___ Records provided

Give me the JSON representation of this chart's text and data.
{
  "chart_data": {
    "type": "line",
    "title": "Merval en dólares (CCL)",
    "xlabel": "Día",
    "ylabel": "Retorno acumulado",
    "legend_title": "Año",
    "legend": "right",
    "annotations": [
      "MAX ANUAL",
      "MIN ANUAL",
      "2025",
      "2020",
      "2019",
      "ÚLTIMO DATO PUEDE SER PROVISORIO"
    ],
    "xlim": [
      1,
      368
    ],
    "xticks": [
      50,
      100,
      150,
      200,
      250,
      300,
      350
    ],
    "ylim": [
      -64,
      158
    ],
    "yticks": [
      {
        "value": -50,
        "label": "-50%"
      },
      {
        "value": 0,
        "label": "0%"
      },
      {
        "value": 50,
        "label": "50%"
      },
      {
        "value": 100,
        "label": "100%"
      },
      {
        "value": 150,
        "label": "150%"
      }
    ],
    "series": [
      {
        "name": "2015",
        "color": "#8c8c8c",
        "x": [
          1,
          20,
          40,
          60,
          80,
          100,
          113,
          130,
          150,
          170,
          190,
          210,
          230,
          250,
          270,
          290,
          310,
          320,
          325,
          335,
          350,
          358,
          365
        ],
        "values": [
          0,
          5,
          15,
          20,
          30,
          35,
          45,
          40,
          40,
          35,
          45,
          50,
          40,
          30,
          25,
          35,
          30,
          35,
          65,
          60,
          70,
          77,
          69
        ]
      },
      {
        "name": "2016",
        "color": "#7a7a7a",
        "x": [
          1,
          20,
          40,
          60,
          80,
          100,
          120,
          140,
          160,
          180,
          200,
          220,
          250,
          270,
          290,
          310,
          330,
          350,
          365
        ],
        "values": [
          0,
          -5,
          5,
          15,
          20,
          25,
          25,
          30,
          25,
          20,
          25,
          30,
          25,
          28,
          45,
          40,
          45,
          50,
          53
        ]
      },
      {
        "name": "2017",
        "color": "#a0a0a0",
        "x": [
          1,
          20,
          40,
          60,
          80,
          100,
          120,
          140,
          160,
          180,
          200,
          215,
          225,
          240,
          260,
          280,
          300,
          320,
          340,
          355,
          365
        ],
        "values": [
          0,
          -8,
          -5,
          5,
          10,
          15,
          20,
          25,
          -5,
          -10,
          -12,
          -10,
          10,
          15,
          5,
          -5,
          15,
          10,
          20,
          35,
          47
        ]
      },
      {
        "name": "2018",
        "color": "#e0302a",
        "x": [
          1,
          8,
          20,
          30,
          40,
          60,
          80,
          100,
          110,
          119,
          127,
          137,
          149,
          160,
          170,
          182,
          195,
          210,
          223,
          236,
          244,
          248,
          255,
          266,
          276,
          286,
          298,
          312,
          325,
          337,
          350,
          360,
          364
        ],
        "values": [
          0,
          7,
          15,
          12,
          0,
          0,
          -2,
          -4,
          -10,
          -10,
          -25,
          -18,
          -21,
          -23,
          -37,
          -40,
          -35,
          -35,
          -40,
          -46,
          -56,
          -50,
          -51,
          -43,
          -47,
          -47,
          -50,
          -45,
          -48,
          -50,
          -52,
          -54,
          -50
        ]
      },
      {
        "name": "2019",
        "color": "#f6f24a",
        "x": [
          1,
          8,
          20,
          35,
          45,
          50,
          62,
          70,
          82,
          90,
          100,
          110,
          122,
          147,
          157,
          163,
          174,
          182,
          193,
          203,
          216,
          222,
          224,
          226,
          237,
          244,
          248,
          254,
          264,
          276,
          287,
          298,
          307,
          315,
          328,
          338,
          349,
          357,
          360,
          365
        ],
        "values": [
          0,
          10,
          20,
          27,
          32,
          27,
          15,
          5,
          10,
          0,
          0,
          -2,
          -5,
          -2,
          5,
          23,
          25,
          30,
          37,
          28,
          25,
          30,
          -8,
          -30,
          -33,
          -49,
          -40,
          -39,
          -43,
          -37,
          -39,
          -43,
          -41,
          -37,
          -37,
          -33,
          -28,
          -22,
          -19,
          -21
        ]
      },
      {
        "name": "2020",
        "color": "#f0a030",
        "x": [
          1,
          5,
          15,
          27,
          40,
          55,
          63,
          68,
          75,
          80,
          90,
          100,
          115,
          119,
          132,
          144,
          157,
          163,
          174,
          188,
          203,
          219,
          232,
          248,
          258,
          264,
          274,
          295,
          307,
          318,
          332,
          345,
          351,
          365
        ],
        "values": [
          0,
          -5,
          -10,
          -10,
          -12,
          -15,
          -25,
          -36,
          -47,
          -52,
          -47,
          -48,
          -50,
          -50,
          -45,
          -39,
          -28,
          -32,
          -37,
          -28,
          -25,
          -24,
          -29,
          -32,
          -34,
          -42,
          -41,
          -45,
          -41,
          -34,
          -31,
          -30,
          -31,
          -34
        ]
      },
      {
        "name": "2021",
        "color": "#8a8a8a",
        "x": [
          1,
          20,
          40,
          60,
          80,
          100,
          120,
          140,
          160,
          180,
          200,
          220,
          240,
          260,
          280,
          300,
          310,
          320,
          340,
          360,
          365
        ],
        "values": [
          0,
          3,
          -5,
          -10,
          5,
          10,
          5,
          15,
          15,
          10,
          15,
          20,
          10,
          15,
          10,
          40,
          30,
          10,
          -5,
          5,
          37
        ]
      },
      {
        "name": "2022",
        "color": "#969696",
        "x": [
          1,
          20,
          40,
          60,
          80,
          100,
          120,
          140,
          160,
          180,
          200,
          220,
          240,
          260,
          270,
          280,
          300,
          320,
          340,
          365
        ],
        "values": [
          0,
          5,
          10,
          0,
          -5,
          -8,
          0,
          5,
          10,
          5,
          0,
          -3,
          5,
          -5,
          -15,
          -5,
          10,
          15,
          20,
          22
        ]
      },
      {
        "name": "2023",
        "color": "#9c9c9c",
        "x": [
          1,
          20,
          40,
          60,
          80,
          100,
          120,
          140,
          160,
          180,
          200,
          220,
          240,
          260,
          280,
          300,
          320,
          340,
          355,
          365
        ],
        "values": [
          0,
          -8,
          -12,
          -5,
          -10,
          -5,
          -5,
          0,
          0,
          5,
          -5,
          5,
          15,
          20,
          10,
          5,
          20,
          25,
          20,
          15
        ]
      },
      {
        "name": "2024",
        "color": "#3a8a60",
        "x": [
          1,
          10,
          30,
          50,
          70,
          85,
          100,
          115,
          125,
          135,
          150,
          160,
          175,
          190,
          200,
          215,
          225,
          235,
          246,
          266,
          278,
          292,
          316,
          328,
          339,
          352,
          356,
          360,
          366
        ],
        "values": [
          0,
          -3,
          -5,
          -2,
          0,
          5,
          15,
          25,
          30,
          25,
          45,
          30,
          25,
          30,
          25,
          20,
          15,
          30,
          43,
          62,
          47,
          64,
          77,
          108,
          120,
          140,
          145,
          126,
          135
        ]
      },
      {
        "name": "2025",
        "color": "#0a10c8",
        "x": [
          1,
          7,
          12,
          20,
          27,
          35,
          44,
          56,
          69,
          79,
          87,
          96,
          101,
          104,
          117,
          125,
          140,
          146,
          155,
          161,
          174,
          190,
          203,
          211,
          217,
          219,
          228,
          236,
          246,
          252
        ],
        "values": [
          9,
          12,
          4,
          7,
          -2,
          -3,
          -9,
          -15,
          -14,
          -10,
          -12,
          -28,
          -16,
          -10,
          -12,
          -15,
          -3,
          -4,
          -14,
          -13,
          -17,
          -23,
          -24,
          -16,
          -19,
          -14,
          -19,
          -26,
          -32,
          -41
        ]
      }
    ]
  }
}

______

Work required
Return the listing above in full, character for character.

Written response
Give me the JSON representation of this chart's text and data.
{
  "chart_data": {
    "type": "line",
    "title": "Merval en dólares (CCL)",
    "xlabel": "Día",
    "ylabel": "Retorno acumulado",
    "legend_title": "Año",
    "legend": "right",
    "annotations": [
      "MAX ANUAL",
      "MIN ANUAL",
      "2025",
      "2020",
      "2019",
      "ÚLTIMO DATO PUEDE SER PROVISORIO"
    ],
    "xlim": [
      1,
      368
    ],
    "xticks": [
      50,
      100,
      150,
      200,
      250,
      300,
      350
    ],
    "ylim": [
      -64,
      158
    ],
    "yticks": [
      {
        "value": -50,
        "label": "-50%"
      },
      {
        "value": 0,
        "label": "0%"
      },
      {
        "value": 50,
        "label": "50%"
      },
      {
        "value": 100,
        "label": "100%"
      },
      {
        "value": 150,
        "label": "150%"
      }
    ],
    "series": [
      {
        "name": "2015",
        "color": "#8c8c8c",
        "x": [
          1,
          20,
          40,
          60,
          80,
          100,
          113,
          130,
          150,
          170,
          190,
          210,
          230,
          250,
          270,
          290,
          310,
          320,
          325,
          335,
          350,
          358,
          365
        ],
        "values": [
          0,
          5,
          15,
          20,
          30,
          35,
          45,
          40,
          40,
          35,
          45,
          50,
          40,
          30,
          25,
          35,
          30,
          35,
          65,
          60,
          70,
          77,
          69
        ]
      },
      {
        "name": "2016",
        "color": "#7a7a7a",
        "x": [
          1,
          20,
          40,
          60,
          80,
          100,
          120,
          140,
          160,
          180,
          200,
          220,
          250,
          270,
          290,
          310,
          330,
          350,
          365
        ],
        "values": [
          0,
          -5,
          5,
          15,
          20,
          25,
          25,
          30,
          25,
          20,
          25,
          30,
          25,
          28,
          45,
          40,
          45,
          50,
          53
        ]
      },
      {
        "name": "2017",
        "color": "#a0a0a0",
        "x": [
          1,
          20,
          40,
          60,
          80,
          100,
          120,
          140,
          160,
          180,
          200,
          215,
          225,
          240,
          260,
          280,
          300,
          320,
          340,
          355,
          365
        ],
        "values": [
          0,
          -8,
          -5,
          5,
          10,
          15,
          20,
          25,
          -5,
          -10,
          -12,
          -10,
          10,
          15,
          5,
          -5,
          15,
          10,
          20,
          35,
          47
        ]
      },
      {
        "name": "2018",
        "color": "#e0302a",
        "x": [
          1,
          8,
          20,
          30,
          40,
          60,
          80,
          100,
          110,
          119,
          127,
          137,
          149,
          160,
          170,
          182,
          195,
          210,
          223,
          236,
          244,
          248,
          255,
          266,
          276,
          286,
          298,
          312,
          325,
          337,
          350,
          360,
          364
        ],
        "values": [
          0,
          7,
          15,
          12,
          0,
          0,
          -2,
          -4,
          -10,
          -10,
          -25,
          -18,
          -21,
          -23,
          -37,
          -40,
          -35,
          -35,
          -40,
          -46,
          -56,
          -50,
          -51,
          -43,
          -47,
          -47,
          -50,
          -45,
          -48,
          -50,
          -52,
          -54,
          -50
        ]
      },
      {
        "name": "2019",
        "color": "#f6f24a",
        "x": [
          1,
          8,
          20,
          35,
          45,
          50,
          62,
          70,
          82,
          90,
          100,
          110,
          122,
          147,
          157,
          163,
          174,
          182,
          193,
          203,
          216,
          222,
          224,
          226,
          237,
          244,
          248,
          254,
          264,
          276,
          287,
          298,
          307,
          315,
          328,
          338,
          349,
          357,
          360,
          365
        ],
        "values": [
          0,
          10,
          20,
          27,
          32,
          27,
          15,
          5,
          10,
          0,
          0,
          -2,
          -5,
          -2,
          5,
          23,
          25,
          30,
          37,
          28,
          25,
          30,
          -8,
          -30,
          -33,
          -49,
          -40,
          -39,
          -43,
          -37,
          -39,
          -43,
          -41,
          -37,
          -37,
          -33,
          -28,
          -22,
          -19,
          -21
        ]
      },
      {
        "name": "2020",
        "color": "#f0a030",
        "x": [
          1,
          5,
          15,
          27,
          40,
          55,
          63,
          68,
          75,
          80,
          90,
          100,
          115,
          119,
          132,
          144,
          157,
          163,
          174,
          188,
          203,
          219,
          232,
          248,
          258,
          264,
          274,
          295,
          307,
          318,
          332,
          345,
          351,
          365
        ],
        "values": [
          0,
          -5,
          -10,
          -10,
          -12,
          -15,
          -25,
          -36,
          -47,
          -52,
          -47,
          -48,
          -50,
          -50,
          -45,
          -39,
          -28,
          -32,
          -37,
          -28,
          -25,
          -24,
          -29,
          -32,
          -34,
          -42,
          -41,
          -45,
          -41,
          -34,
          -31,
          -30,
          -31,
          -34
        ]
      },
      {
        "name": "2021",
        "color": "#8a8a8a",
        "x": [
          1,
          20,
          40,
          60,
          80,
          100,
          120,
          140,
          160,
          180,
          200,
          220,
          240,
          260,
          280,
          300,
          310,
          320,
          340,
          360,
          365
        ],
        "values": [
          0,
          3,
          -5,
          -10,
          5,
          10,
          5,
          15,
          15,
          10,
          15,
          20,
          10,
          15,
          10,
          40,
          30,
          10,
          -5,
          5,
          37
        ]
      },
      {
        "name": "2022",
        "color": "#969696",
        "x": [
          1,
          20,
          40,
          60,
          80,
          100,
          120,
          140,
          160,
          180,
          200,
          220,
          240,
          260,
          270,
          280,
          300,
          320,
          340,
          365
        ],
        "values": [
          0,
          5,
          10,
          0,
          -5,
          -8,
          0,
          5,
          10,
          5,
          0,
          -3,
          5,
          -5,
          -15,
          -5,
          10,
          15,
          20,
          22
        ]
      },
      {
        "name": "2023",
        "color": "#9c9c9c",
        "x": [
          1,
          20,
          40,
          60,
          80,
          100,
          120,
          140,
          160,
          180,
          200,
          220,
          240,
          260,
          280,
          300,
          320,
          340,
          355,
          365
        ],
        "values": [
          0,
          -8,
          -12,
          -5,
          -10,
          -5,
          -5,
          0,
          0,
          5,
          -5,
          5,
          15,
          20,
          10,
          5,
          20,
          25,
          20,
          15
        ]
      },
      {
        "name": "2024",
        "color": "#3a8a60",
        "x": [
          1,
          10,
          30,
          50,
          70,
          85,
          100,
          115,
          125,
          135,
          150,
          160,
          175,
          190,
          200,
          215,
          225,
          235,
          246,
          266,
          278,
          292,
          316,
          328,
          339,
          352,
          356,
          360,
          366
        ],
        "values": [
          0,
          -3,
          -5,
          -2,
          0,
          5,
          15,
          25,
          30,
          25,
          45,
          30,
          25,
          30,
          25,
          20,
          15,
          30,
          43,
          62,
          47,
          64,
          77,
          108,
          120,
          140,
          145,
          126,
          135
        ]
      },
      {
        "name": "2025",
        "color": "#0a10c8",
        "x": [
          1,
          7,
          12,
          20,
          27,
          35,
          44,
          56,
          69,
          79,
          87,
          96,
          101,
          104,
          117,
          125,
          140,
          146,
          155,
          161,
          174,
          190,
          203,
          211,
          217,
          219,
          228,
          236,
          246,
          252
        ],
        "values": [
          9,
          12,
          4,
          7,
          -2,
          -3,
          -9,
          -15,
          -14,
          -10,
          -12,
          -28,
          -16,
          -10,
          -12,
          -15,
          -3,
          -4,
          -14,
          -13,
          -17,
          -23,
          -24,
          -16,
          -19,
          -14,
          -19,
          -26,
          -32,
          -41
        ]
      }
    ]
  }
}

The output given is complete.